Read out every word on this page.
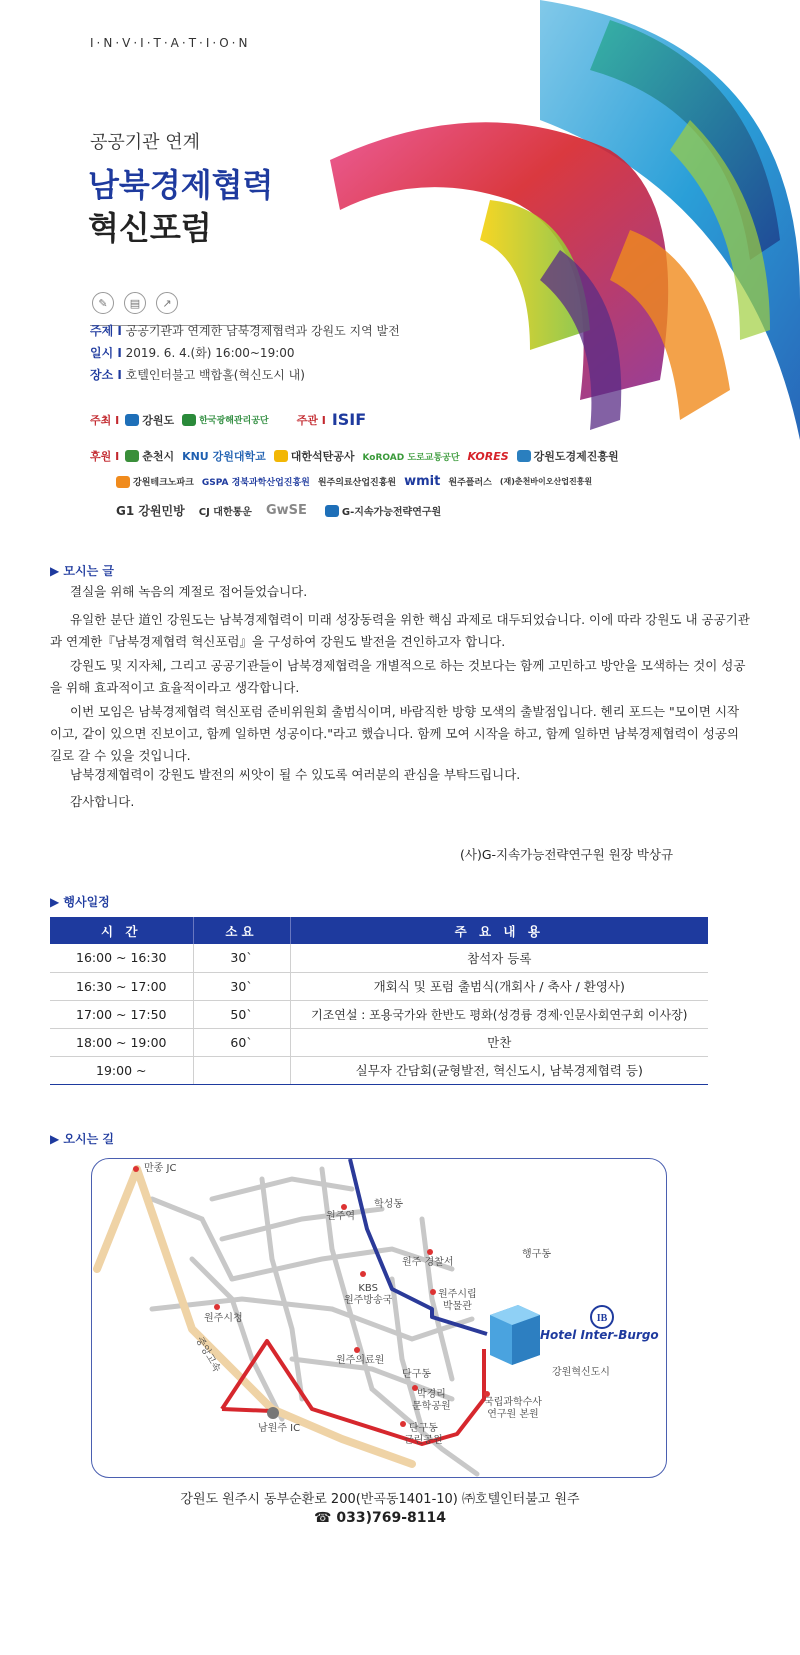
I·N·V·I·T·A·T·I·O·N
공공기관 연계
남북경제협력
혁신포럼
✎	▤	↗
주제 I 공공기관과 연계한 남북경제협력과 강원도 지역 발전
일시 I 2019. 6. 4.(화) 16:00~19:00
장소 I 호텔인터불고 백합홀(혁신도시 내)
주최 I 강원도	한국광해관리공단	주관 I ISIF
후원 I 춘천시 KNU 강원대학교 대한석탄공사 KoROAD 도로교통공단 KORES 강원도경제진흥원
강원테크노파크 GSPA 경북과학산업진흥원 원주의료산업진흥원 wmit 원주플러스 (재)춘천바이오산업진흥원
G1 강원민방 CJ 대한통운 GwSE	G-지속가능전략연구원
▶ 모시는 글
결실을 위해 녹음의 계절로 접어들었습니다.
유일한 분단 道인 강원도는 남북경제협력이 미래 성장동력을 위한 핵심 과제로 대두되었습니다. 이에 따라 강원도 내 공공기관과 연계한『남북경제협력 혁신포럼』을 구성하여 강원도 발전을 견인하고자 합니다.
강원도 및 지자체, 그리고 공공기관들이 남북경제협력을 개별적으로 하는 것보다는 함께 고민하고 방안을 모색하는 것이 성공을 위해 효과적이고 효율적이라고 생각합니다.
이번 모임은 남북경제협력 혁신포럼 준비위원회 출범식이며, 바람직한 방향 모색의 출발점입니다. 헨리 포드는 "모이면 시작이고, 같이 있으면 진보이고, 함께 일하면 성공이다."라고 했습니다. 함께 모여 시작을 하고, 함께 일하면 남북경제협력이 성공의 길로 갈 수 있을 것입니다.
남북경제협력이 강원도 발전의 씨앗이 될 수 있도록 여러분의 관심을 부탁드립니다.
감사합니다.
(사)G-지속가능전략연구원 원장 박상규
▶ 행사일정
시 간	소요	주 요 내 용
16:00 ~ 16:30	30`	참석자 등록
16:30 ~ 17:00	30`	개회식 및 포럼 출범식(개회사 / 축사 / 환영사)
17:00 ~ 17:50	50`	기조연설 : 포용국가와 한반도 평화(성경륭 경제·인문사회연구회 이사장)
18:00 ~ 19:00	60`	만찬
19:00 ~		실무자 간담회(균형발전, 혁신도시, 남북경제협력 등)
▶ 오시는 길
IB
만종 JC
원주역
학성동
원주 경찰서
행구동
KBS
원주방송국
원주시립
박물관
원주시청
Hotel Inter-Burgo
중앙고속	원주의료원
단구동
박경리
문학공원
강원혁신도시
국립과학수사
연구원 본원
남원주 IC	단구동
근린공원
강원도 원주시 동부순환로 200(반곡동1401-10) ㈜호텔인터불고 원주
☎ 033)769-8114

⁂

# What needs to be done
Your copy should match the entries exactly, minus the pictures.

# Expected answer
Read out every word on this page.
I·N·V·I·T·A·T·I·O·N
공공기관 연계
남북경제협력
혁신포럼
✎	▤	↗
주제 I 공공기관과 연계한 남북경제협력과 강원도 지역 발전
일시 I 2019. 6. 4.(화) 16:00~19:00
장소 I 호텔인터불고 백합홀(혁신도시 내)
주최 I 강원도	한국광해관리공단	주관 I ISIF
후원 I 춘천시 KNU 강원대학교 대한석탄공사 KoROAD 도로교통공단 KORES 강원도경제진흥원
강원테크노파크 GSPA 경북과학산업진흥원 원주의료산업진흥원 wmit 원주플러스 (재)춘천바이오산업진흥원
G1 강원민방 CJ 대한통운 GwSE	G-지속가능전략연구원
▶ 모시는 글
결실을 위해 녹음의 계절로 접어들었습니다.
유일한 분단 道인 강원도는 남북경제협력이 미래 성장동력을 위한 핵심 과제로 대두되었습니다. 이에 따라 강원도 내 공공기관과 연계한『남북경제협력 혁신포럼』을 구성하여 강원도 발전을 견인하고자 합니다.
강원도 및 지자체, 그리고 공공기관들이 남북경제협력을 개별적으로 하는 것보다는 함께 고민하고 방안을 모색하는 것이 성공을 위해 효과적이고 효율적이라고 생각합니다.
이번 모임은 남북경제협력 혁신포럼 준비위원회 출범식이며, 바람직한 방향 모색의 출발점입니다. 헨리 포드는 "모이면 시작이고, 같이 있으면 진보이고, 함께 일하면 성공이다."라고 했습니다. 함께 모여 시작을 하고, 함께 일하면 남북경제협력이 성공의 길로 갈 수 있을 것입니다.
남북경제협력이 강원도 발전의 씨앗이 될 수 있도록 여러분의 관심을 부탁드립니다.
감사합니다.
(사)G-지속가능전략연구원 원장 박상규
▶ 행사일정
시 간	소요	주 요 내 용
16:00 ~ 16:30	30`	참석자 등록
16:30 ~ 17:00	30`	개회식 및 포럼 출범식(개회사 / 축사 / 환영사)
17:00 ~ 17:50	50`	기조연설 : 포용국가와 한반도 평화(성경륭 경제·인문사회연구회 이사장)
18:00 ~ 19:00	60`	만찬
19:00 ~		실무자 간담회(균형발전, 혁신도시, 남북경제협력 등)
▶ 오시는 길
IB
만종 JC
원주역
학성동
원주 경찰서
행구동
KBS
원주방송국
원주시립
박물관
원주시청
Hotel Inter-Burgo
중앙고속	원주의료원
단구동
박경리
문학공원
강원혁신도시
국립과학수사
연구원 본원
남원주 IC	단구동
근린공원
강원도 원주시 동부순환로 200(반곡동1401-10) ㈜호텔인터불고 원주
☎ 033)769-8114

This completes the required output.